Data entries for graphics
● ● ● ●

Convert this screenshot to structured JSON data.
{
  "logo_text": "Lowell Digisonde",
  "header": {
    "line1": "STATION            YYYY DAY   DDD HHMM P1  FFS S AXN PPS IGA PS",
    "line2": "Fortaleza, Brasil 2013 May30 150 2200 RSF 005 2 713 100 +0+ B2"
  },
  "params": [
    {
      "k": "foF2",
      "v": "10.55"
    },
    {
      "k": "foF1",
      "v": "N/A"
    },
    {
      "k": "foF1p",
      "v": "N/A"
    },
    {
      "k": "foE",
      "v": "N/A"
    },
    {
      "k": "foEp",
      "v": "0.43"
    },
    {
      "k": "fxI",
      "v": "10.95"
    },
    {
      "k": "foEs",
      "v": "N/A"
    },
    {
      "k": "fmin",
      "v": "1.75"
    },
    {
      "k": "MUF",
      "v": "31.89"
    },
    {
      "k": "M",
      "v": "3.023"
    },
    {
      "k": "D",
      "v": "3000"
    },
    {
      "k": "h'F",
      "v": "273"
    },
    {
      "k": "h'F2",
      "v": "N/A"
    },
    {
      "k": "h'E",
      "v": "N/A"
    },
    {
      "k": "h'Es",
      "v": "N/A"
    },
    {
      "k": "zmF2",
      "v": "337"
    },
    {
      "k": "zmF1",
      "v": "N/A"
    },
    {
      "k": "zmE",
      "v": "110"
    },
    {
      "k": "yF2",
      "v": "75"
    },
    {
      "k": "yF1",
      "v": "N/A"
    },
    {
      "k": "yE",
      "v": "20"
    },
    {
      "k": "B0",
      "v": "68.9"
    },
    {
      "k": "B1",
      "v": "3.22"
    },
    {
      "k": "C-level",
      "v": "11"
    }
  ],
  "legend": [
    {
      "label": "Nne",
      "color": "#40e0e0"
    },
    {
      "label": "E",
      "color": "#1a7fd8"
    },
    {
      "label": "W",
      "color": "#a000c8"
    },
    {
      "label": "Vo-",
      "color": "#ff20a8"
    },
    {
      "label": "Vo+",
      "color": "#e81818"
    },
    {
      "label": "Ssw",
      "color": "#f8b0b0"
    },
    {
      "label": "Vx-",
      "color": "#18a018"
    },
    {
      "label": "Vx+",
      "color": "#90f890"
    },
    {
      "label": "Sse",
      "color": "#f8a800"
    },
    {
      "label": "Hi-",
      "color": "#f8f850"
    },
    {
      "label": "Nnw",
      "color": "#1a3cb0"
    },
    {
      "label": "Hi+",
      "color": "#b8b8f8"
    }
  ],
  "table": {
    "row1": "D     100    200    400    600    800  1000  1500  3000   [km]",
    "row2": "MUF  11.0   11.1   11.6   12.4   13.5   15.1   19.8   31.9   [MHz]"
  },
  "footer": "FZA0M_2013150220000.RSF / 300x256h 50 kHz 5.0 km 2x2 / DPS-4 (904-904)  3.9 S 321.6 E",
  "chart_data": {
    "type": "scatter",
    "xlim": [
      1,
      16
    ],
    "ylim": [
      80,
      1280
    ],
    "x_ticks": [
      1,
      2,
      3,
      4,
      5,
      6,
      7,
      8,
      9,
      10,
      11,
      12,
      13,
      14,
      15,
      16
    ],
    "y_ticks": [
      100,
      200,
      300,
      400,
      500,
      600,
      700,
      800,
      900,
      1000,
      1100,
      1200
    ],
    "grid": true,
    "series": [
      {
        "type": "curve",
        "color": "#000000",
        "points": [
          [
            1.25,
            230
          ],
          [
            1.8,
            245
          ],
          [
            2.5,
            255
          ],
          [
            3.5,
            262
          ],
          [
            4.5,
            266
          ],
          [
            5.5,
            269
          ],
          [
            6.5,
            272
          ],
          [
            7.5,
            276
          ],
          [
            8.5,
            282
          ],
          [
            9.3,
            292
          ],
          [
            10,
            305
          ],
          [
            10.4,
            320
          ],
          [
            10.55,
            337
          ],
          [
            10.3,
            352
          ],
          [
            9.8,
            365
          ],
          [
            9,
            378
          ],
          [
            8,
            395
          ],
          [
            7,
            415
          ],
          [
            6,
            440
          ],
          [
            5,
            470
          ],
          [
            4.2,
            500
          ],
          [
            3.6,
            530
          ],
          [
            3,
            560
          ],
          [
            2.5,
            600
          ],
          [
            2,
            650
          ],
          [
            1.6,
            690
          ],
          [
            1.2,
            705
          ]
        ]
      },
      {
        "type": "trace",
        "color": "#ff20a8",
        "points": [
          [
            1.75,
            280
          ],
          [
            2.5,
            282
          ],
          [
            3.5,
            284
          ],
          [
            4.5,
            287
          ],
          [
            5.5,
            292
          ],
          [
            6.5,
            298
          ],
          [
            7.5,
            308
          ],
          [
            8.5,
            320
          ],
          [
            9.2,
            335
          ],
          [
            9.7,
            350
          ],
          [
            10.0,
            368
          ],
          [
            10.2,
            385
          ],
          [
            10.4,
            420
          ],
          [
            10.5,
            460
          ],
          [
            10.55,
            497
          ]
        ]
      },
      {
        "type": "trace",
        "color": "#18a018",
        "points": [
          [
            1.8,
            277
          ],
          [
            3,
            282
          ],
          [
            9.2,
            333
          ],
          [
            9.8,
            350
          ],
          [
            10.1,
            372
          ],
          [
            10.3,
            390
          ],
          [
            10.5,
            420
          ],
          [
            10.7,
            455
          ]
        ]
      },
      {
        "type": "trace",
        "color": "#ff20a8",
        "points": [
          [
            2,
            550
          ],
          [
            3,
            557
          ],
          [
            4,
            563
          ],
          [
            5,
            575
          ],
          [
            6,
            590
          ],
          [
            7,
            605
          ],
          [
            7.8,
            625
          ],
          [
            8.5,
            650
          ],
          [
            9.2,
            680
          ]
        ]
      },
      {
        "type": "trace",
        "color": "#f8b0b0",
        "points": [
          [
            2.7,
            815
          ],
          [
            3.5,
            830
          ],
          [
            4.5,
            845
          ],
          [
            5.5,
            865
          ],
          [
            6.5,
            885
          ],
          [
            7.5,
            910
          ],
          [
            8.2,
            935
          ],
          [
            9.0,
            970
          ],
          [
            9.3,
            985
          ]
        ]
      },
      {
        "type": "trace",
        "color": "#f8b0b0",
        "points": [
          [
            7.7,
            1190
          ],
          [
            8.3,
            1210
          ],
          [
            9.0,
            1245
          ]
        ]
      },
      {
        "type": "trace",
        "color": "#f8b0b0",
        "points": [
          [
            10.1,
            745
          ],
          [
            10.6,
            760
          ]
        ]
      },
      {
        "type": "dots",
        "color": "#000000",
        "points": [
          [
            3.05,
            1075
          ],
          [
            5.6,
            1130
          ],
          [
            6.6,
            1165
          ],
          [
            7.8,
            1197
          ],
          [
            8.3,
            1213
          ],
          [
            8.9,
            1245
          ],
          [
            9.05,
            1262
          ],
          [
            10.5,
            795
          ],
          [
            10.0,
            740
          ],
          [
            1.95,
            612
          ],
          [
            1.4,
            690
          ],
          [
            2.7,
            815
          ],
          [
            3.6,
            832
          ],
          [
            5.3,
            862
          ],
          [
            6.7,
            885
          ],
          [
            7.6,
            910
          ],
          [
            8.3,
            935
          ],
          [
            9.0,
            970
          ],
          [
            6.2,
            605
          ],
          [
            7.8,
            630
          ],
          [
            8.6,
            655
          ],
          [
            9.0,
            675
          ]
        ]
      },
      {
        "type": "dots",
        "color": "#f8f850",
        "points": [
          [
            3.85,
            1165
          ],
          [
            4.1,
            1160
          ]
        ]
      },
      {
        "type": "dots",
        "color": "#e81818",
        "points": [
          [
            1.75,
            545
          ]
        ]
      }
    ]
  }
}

● ● ● ●

Each entry above is to be printed again exactly.

• [RESULT OF THIS TASK]:
Convert this screenshot to structured JSON data.
{
  "logo_text": "Lowell Digisonde",
  "header": {
    "line1": "STATION            YYYY DAY   DDD HHMM P1  FFS S AXN PPS IGA PS",
    "line2": "Fortaleza, Brasil 2013 May30 150 2200 RSF 005 2 713 100 +0+ B2"
  },
  "params": [
    {
      "k": "foF2",
      "v": "10.55"
    },
    {
      "k": "foF1",
      "v": "N/A"
    },
    {
      "k": "foF1p",
      "v": "N/A"
    },
    {
      "k": "foE",
      "v": "N/A"
    },
    {
      "k": "foEp",
      "v": "0.43"
    },
    {
      "k": "fxI",
      "v": "10.95"
    },
    {
      "k": "foEs",
      "v": "N/A"
    },
    {
      "k": "fmin",
      "v": "1.75"
    },
    {
      "k": "MUF",
      "v": "31.89"
    },
    {
      "k": "M",
      "v": "3.023"
    },
    {
      "k": "D",
      "v": "3000"
    },
    {
      "k": "h'F",
      "v": "273"
    },
    {
      "k": "h'F2",
      "v": "N/A"
    },
    {
      "k": "h'E",
      "v": "N/A"
    },
    {
      "k": "h'Es",
      "v": "N/A"
    },
    {
      "k": "zmF2",
      "v": "337"
    },
    {
      "k": "zmF1",
      "v": "N/A"
    },
    {
      "k": "zmE",
      "v": "110"
    },
    {
      "k": "yF2",
      "v": "75"
    },
    {
      "k": "yF1",
      "v": "N/A"
    },
    {
      "k": "yE",
      "v": "20"
    },
    {
      "k": "B0",
      "v": "68.9"
    },
    {
      "k": "B1",
      "v": "3.22"
    },
    {
      "k": "C-level",
      "v": "11"
    }
  ],
  "legend": [
    {
      "label": "Nne",
      "color": "#40e0e0"
    },
    {
      "label": "E",
      "color": "#1a7fd8"
    },
    {
      "label": "W",
      "color": "#a000c8"
    },
    {
      "label": "Vo-",
      "color": "#ff20a8"
    },
    {
      "label": "Vo+",
      "color": "#e81818"
    },
    {
      "label": "Ssw",
      "color": "#f8b0b0"
    },
    {
      "label": "Vx-",
      "color": "#18a018"
    },
    {
      "label": "Vx+",
      "color": "#90f890"
    },
    {
      "label": "Sse",
      "color": "#f8a800"
    },
    {
      "label": "Hi-",
      "color": "#f8f850"
    },
    {
      "label": "Nnw",
      "color": "#1a3cb0"
    },
    {
      "label": "Hi+",
      "color": "#b8b8f8"
    }
  ],
  "table": {
    "row1": "D     100    200    400    600    800  1000  1500  3000   [km]",
    "row2": "MUF  11.0   11.1   11.6   12.4   13.5   15.1   19.8   31.9   [MHz]"
  },
  "footer": "FZA0M_2013150220000.RSF / 300x256h 50 kHz 5.0 km 2x2 / DPS-4 (904-904)  3.9 S 321.6 E",
  "chart_data": {
    "type": "scatter",
    "xlim": [
      1,
      16
    ],
    "ylim": [
      80,
      1280
    ],
    "x_ticks": [
      1,
      2,
      3,
      4,
      5,
      6,
      7,
      8,
      9,
      10,
      11,
      12,
      13,
      14,
      15,
      16
    ],
    "y_ticks": [
      100,
      200,
      300,
      400,
      500,
      600,
      700,
      800,
      900,
      1000,
      1100,
      1200
    ],
    "grid": true,
    "series": [
      {
        "type": "curve",
        "color": "#000000",
        "points": [
          [
            1.25,
            230
          ],
          [
            1.8,
            245
          ],
          [
            2.5,
            255
          ],
          [
            3.5,
            262
          ],
          [
            4.5,
            266
          ],
          [
            5.5,
            269
          ],
          [
            6.5,
            272
          ],
          [
            7.5,
            276
          ],
          [
            8.5,
            282
          ],
          [
            9.3,
            292
          ],
          [
            10,
            305
          ],
          [
            10.4,
            320
          ],
          [
            10.55,
            337
          ],
          [
            10.3,
            352
          ],
          [
            9.8,
            365
          ],
          [
            9,
            378
          ],
          [
            8,
            395
          ],
          [
            7,
            415
          ],
          [
            6,
            440
          ],
          [
            5,
            470
          ],
          [
            4.2,
            500
          ],
          [
            3.6,
            530
          ],
          [
            3,
            560
          ],
          [
            2.5,
            600
          ],
          [
            2,
            650
          ],
          [
            1.6,
            690
          ],
          [
            1.2,
            705
          ]
        ]
      },
      {
        "type": "trace",
        "color": "#ff20a8",
        "points": [
          [
            1.75,
            280
          ],
          [
            2.5,
            282
          ],
          [
            3.5,
            284
          ],
          [
            4.5,
            287
          ],
          [
            5.5,
            292
          ],
          [
            6.5,
            298
          ],
          [
            7.5,
            308
          ],
          [
            8.5,
            320
          ],
          [
            9.2,
            335
          ],
          [
            9.7,
            350
          ],
          [
            10.0,
            368
          ],
          [
            10.2,
            385
          ],
          [
            10.4,
            420
          ],
          [
            10.5,
            460
          ],
          [
            10.55,
            497
          ]
        ]
      },
      {
        "type": "trace",
        "color": "#18a018",
        "points": [
          [
            1.8,
            277
          ],
          [
            3,
            282
          ],
          [
            9.2,
            333
          ],
          [
            9.8,
            350
          ],
          [
            10.1,
            372
          ],
          [
            10.3,
            390
          ],
          [
            10.5,
            420
          ],
          [
            10.7,
            455
          ]
        ]
      },
      {
        "type": "trace",
        "color": "#ff20a8",
        "points": [
          [
            2,
            550
          ],
          [
            3,
            557
          ],
          [
            4,
            563
          ],
          [
            5,
            575
          ],
          [
            6,
            590
          ],
          [
            7,
            605
          ],
          [
            7.8,
            625
          ],
          [
            8.5,
            650
          ],
          [
            9.2,
            680
          ]
        ]
      },
      {
        "type": "trace",
        "color": "#f8b0b0",
        "points": [
          [
            2.7,
            815
          ],
          [
            3.5,
            830
          ],
          [
            4.5,
            845
          ],
          [
            5.5,
            865
          ],
          [
            6.5,
            885
          ],
          [
            7.5,
            910
          ],
          [
            8.2,
            935
          ],
          [
            9.0,
            970
          ],
          [
            9.3,
            985
          ]
        ]
      },
      {
        "type": "trace",
        "color": "#f8b0b0",
        "points": [
          [
            7.7,
            1190
          ],
          [
            8.3,
            1210
          ],
          [
            9.0,
            1245
          ]
        ]
      },
      {
        "type": "trace",
        "color": "#f8b0b0",
        "points": [
          [
            10.1,
            745
          ],
          [
            10.6,
            760
          ]
        ]
      },
      {
        "type": "dots",
        "color": "#000000",
        "points": [
          [
            3.05,
            1075
          ],
          [
            5.6,
            1130
          ],
          [
            6.6,
            1165
          ],
          [
            7.8,
            1197
          ],
          [
            8.3,
            1213
          ],
          [
            8.9,
            1245
          ],
          [
            9.05,
            1262
          ],
          [
            10.5,
            795
          ],
          [
            10.0,
            740
          ],
          [
            1.95,
            612
          ],
          [
            1.4,
            690
          ],
          [
            2.7,
            815
          ],
          [
            3.6,
            832
          ],
          [
            5.3,
            862
          ],
          [
            6.7,
            885
          ],
          [
            7.6,
            910
          ],
          [
            8.3,
            935
          ],
          [
            9.0,
            970
          ],
          [
            6.2,
            605
          ],
          [
            7.8,
            630
          ],
          [
            8.6,
            655
          ],
          [
            9.0,
            675
          ]
        ]
      },
      {
        "type": "dots",
        "color": "#f8f850",
        "points": [
          [
            3.85,
            1165
          ],
          [
            4.1,
            1160
          ]
        ]
      },
      {
        "type": "dots",
        "color": "#e81818",
        "points": [
          [
            1.75,
            545
          ]
        ]
      }
    ]
  }
}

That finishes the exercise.